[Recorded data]

## Begin

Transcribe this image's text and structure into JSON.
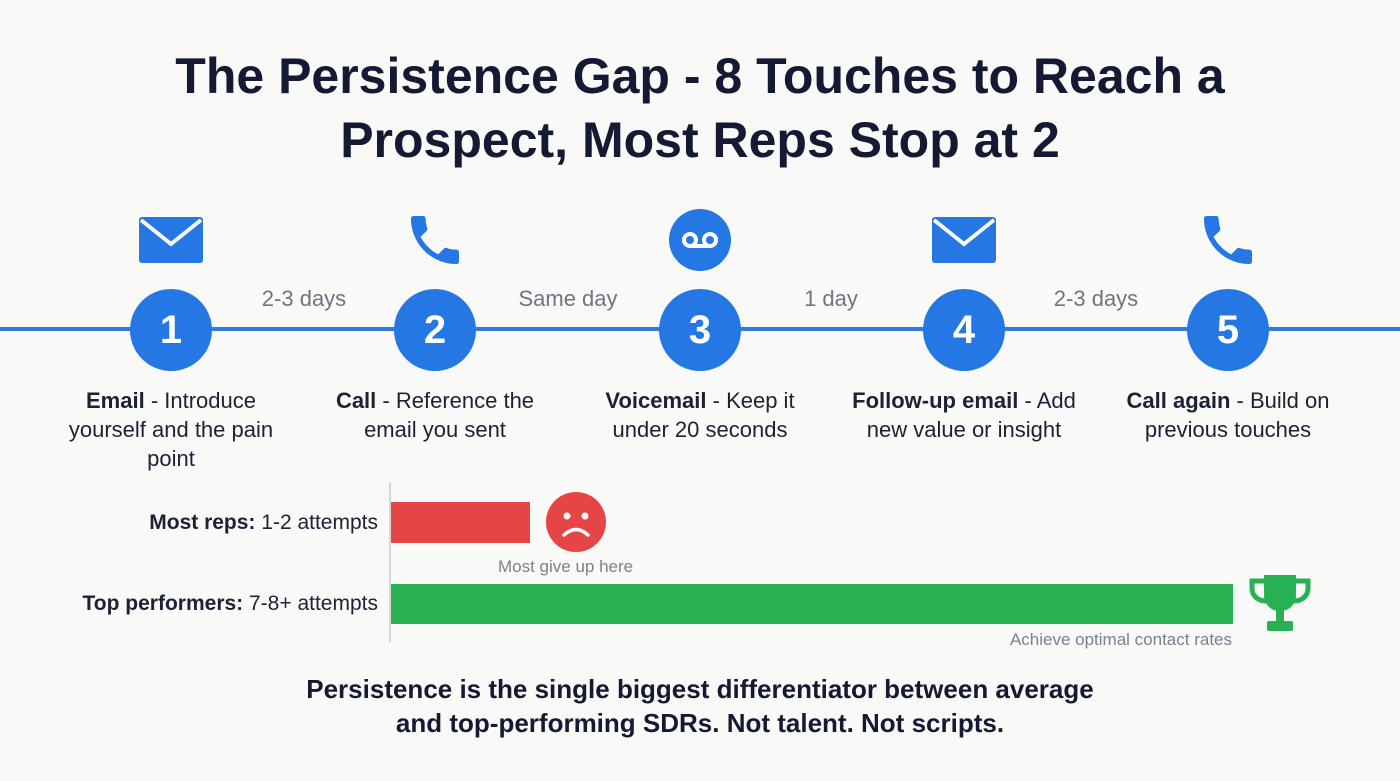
{
  "title": {
    "line1": "The Persistence Gap - 8 Touches to Reach a",
    "line2": "Prospect, Most Reps Stop at 2"
  },
  "colors": {
    "accent": "#2578e4",
    "red": "#e54545",
    "green": "#27b153"
  },
  "steps": [
    {
      "number": "1",
      "icon": "email-icon",
      "action": "Email",
      "detail": " - Introduce yourself and the pain point"
    },
    {
      "number": "2",
      "icon": "phone-icon",
      "action": "Call",
      "detail": " - Reference the email you sent"
    },
    {
      "number": "3",
      "icon": "voicemail-icon",
      "action": "Voicemail",
      "detail": " - Keep it under 20 seconds"
    },
    {
      "number": "4",
      "icon": "email-icon",
      "action": "Follow-up email",
      "detail": " - Add new value or insight"
    },
    {
      "number": "5",
      "icon": "phone-icon",
      "action": "Call again",
      "detail": " - Build on previous touches"
    }
  ],
  "gaps": [
    "2-3 days",
    "Same day",
    "1 day",
    "2-3 days"
  ],
  "comparison": {
    "most_reps": {
      "label": "Most reps:",
      "value": " 1-2 attempts",
      "note": "Most give up here",
      "attempts": 2,
      "icon": "sad-face-icon"
    },
    "top_performers": {
      "label": "Top performers:",
      "value": " 7-8+ attempts",
      "note": "Achieve optimal contact rates",
      "attempts": 8,
      "icon": "trophy-icon"
    }
  },
  "footer": {
    "line1": "Persistence is the single biggest differentiator between average",
    "line2": "and top-performing SDRs. Not talent. Not scripts."
  }
}
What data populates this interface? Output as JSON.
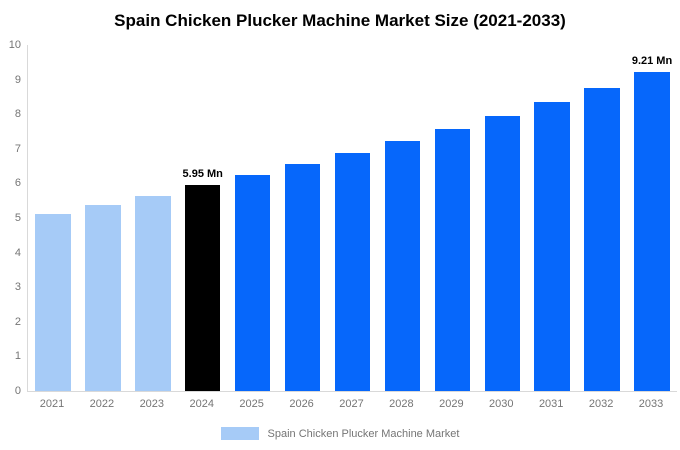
{
  "chart_data": {
    "type": "bar",
    "title": "Spain Chicken Plucker Machine Market Size (2021-2033)",
    "categories": [
      "2021",
      "2022",
      "2023",
      "2024",
      "2025",
      "2026",
      "2027",
      "2028",
      "2029",
      "2030",
      "2031",
      "2032",
      "2033"
    ],
    "values": [
      5.11,
      5.37,
      5.64,
      5.95,
      6.24,
      6.55,
      6.88,
      7.22,
      7.58,
      7.96,
      8.36,
      8.77,
      9.21
    ],
    "bar_segments": [
      "historical",
      "historical",
      "historical",
      "current",
      "forecast",
      "forecast",
      "forecast",
      "forecast",
      "forecast",
      "forecast",
      "forecast",
      "forecast",
      "forecast"
    ],
    "annotations": [
      {
        "category": "2024",
        "text": "5.95 Mn"
      },
      {
        "category": "2033",
        "text": "9.21 Mn"
      }
    ],
    "xlabel": "",
    "ylabel": "",
    "ylim": [
      0,
      10
    ],
    "y_ticks": [
      0,
      1,
      2,
      3,
      4,
      5,
      6,
      7,
      8,
      9,
      10
    ],
    "grid": false,
    "colors": {
      "historical": "#A6CBF7",
      "current": "#000000",
      "forecast": "#0667FB"
    },
    "axis_line_color": "#D9D9D9",
    "tick_label_color": "#757575",
    "title_color": "#000000",
    "legend": {
      "position": "bottom",
      "label": "Spain Chicken Plucker Machine Market",
      "swatch_color": "#A6CBF7"
    }
  }
}
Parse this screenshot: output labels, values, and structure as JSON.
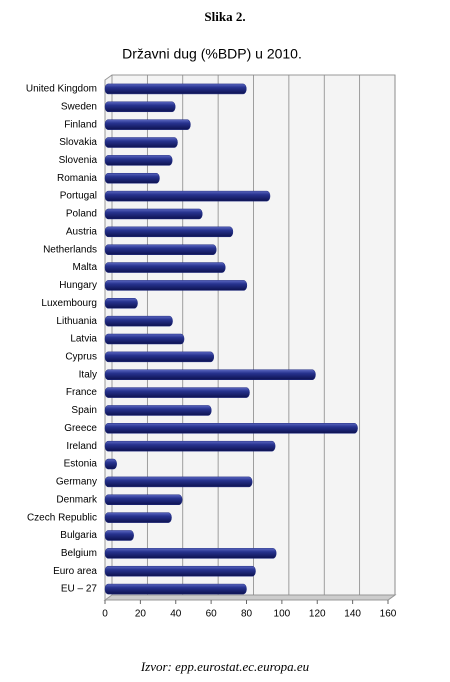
{
  "heading": "Slika 2.",
  "chart_data": {
    "type": "hbar",
    "title": "Državni dug (%BDP) u 2010.",
    "categories": [
      "United Kingdom",
      "Sweden",
      "Finland",
      "Slovakia",
      "Slovenia",
      "Romania",
      "Portugal",
      "Poland",
      "Austria",
      "Netherlands",
      "Malta",
      "Hungary",
      "Luxembourg",
      "Lithuania",
      "Latvia",
      "Cyprus",
      "Italy",
      "France",
      "Spain",
      "Greece",
      "Ireland",
      "Estonia",
      "Germany",
      "Denmark",
      "Czech Republic",
      "Bulgaria",
      "Belgium",
      "Euro area",
      "EU – 27"
    ],
    "values": [
      79.9,
      39.7,
      48.3,
      41.0,
      38.0,
      30.8,
      93.3,
      55.0,
      72.3,
      62.9,
      68.0,
      80.2,
      18.4,
      38.2,
      44.7,
      61.5,
      119.0,
      81.7,
      60.1,
      142.8,
      96.2,
      6.6,
      83.2,
      43.6,
      37.6,
      16.2,
      96.8,
      85.1,
      80.0
    ],
    "color": "#1f2a80",
    "xlim": [
      0,
      160
    ],
    "xticks": [
      0,
      20,
      40,
      60,
      80,
      100,
      120,
      140,
      160
    ],
    "grid": true
  },
  "source": "Izvor: epp.eurostat.ec.europa.eu"
}
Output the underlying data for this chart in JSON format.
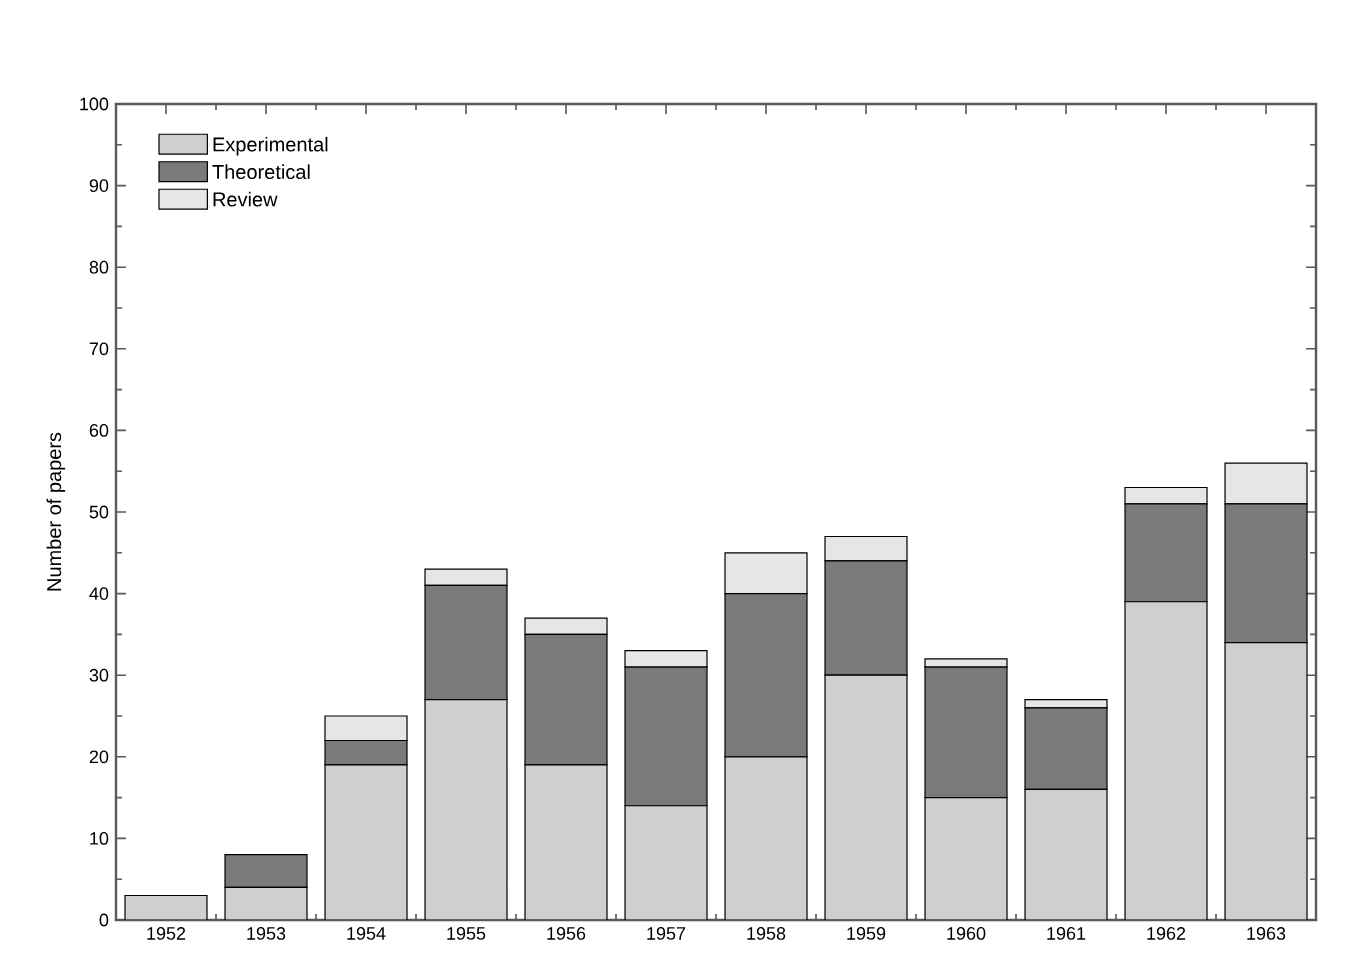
{
  "chart_data": {
    "type": "bar",
    "stacked": true,
    "ylabel": "Number of papers",
    "categories": [
      "1952",
      "1953",
      "1954",
      "1955",
      "1956",
      "1957",
      "1958",
      "1959",
      "1960",
      "1961",
      "1962",
      "1963"
    ],
    "series": [
      {
        "name": "Experimental",
        "color": "#cfcfcf",
        "values": [
          3,
          4,
          19,
          27,
          19,
          14,
          20,
          30,
          15,
          16,
          39,
          34
        ]
      },
      {
        "name": "Theoretical",
        "color": "#7a7a7a",
        "values": [
          0,
          4,
          3,
          14,
          16,
          17,
          20,
          14,
          16,
          10,
          12,
          17
        ]
      },
      {
        "name": "Review",
        "color": "#e6e6e6",
        "values": [
          0,
          0,
          3,
          2,
          2,
          2,
          5,
          3,
          1,
          1,
          2,
          5
        ]
      }
    ],
    "ylim": [
      0,
      100
    ],
    "yticks": [
      0,
      10,
      20,
      30,
      40,
      50,
      60,
      70,
      80,
      90,
      100
    ],
    "legend": "top left",
    "grid": false
  }
}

## End

Exercise description:
Using the records above, list each line that includes "text".

Response to this task:
Transcribe this image's text and structure into JSON.
        "text": "5.95 Mn"
        "text": "9.21 Mn"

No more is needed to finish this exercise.